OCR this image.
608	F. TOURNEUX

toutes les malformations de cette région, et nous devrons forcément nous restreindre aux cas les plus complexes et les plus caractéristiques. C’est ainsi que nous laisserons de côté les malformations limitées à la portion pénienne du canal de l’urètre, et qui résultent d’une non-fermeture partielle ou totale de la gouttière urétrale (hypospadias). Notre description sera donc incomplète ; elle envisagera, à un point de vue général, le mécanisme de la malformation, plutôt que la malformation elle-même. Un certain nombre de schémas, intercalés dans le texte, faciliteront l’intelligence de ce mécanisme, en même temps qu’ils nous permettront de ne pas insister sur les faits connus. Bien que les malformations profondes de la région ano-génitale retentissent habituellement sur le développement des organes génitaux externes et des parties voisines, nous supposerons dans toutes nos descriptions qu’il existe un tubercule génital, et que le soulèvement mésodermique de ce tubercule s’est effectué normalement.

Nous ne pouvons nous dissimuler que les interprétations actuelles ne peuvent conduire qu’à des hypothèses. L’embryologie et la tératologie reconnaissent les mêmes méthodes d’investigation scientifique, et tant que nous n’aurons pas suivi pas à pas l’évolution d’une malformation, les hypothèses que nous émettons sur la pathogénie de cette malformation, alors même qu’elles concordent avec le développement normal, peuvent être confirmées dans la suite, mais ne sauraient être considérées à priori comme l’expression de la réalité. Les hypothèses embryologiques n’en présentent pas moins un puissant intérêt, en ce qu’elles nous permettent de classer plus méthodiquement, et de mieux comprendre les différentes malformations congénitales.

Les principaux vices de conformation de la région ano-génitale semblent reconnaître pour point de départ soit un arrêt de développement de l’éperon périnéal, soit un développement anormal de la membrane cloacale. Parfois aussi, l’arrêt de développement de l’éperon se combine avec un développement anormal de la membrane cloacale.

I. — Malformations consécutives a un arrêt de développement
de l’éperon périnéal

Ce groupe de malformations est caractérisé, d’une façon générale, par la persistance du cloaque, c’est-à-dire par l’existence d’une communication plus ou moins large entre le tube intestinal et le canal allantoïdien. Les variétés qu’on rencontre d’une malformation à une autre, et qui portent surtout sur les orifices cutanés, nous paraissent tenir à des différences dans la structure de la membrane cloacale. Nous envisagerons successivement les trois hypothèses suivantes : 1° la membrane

_DIRECTIONS_
Print all of the entries exactly as they are written.

_RESPONSE FOR THIS EXERCISE_
OCR this image.
608	F. TOURNEUX

toutes les malformations de cette région, et nous devrons forcément nous restreindre aux cas les plus complexes et les plus caractéristiques. C’est ainsi que nous laisserons de côté les malformations limitées à la portion pénienne du canal de l’urètre, et qui résultent d’une non-fermeture partielle ou totale de la gouttière urétrale (hypospadias). Notre description sera donc incomplète ; elle envisagera, à un point de vue général, le mécanisme de la malformation, plutôt que la malformation elle-même. Un certain nombre de schémas, intercalés dans le texte, faciliteront l’intelligence de ce mécanisme, en même temps qu’ils nous permettront de ne pas insister sur les faits connus. Bien que les malformations profondes de la région ano-génitale retentissent habituellement sur le développement des organes génitaux externes et des parties voisines, nous supposerons dans toutes nos descriptions qu’il existe un tubercule génital, et que le soulèvement mésodermique de ce tubercule s’est effectué normalement.

Nous ne pouvons nous dissimuler que les interprétations actuelles ne peuvent conduire qu’à des hypothèses. L’embryologie et la tératologie reconnaissent les mêmes méthodes d’investigation scientifique, et tant que nous n’aurons pas suivi pas à pas l’évolution d’une malformation, les hypothèses que nous émettons sur la pathogénie de cette malformation, alors même qu’elles concordent avec le développement normal, peuvent être confirmées dans la suite, mais ne sauraient être considérées à priori comme l’expression de la réalité. Les hypothèses embryologiques n’en présentent pas moins un puissant intérêt, en ce qu’elles nous permettent de classer plus méthodiquement, et de mieux comprendre les différentes malformations congénitales.

Les principaux vices de conformation de la région ano-génitale semblent reconnaître pour point de départ soit un arrêt de développement de l’éperon périnéal, soit un développement anormal de la membrane cloacale. Parfois aussi, l’arrêt de développement de l’éperon se combine avec un développement anormal de la membrane cloacale.

I. — Malformations consécutives a un arrêt de développement
de l’éperon périnéal

Ce groupe de malformations est caractérisé, d’une façon générale, par la persistance du cloaque, c’est-à-dire par l’existence d’une communication plus ou moins large entre le tube intestinal et le canal allantoïdien. Les variétés qu’on rencontre d’une malformation à une autre, et qui portent surtout sur les orifices cutanés, nous paraissent tenir à des différences dans la structure de la membrane cloacale. Nous envisagerons successivement les trois hypothèses suivantes : 1° la membrane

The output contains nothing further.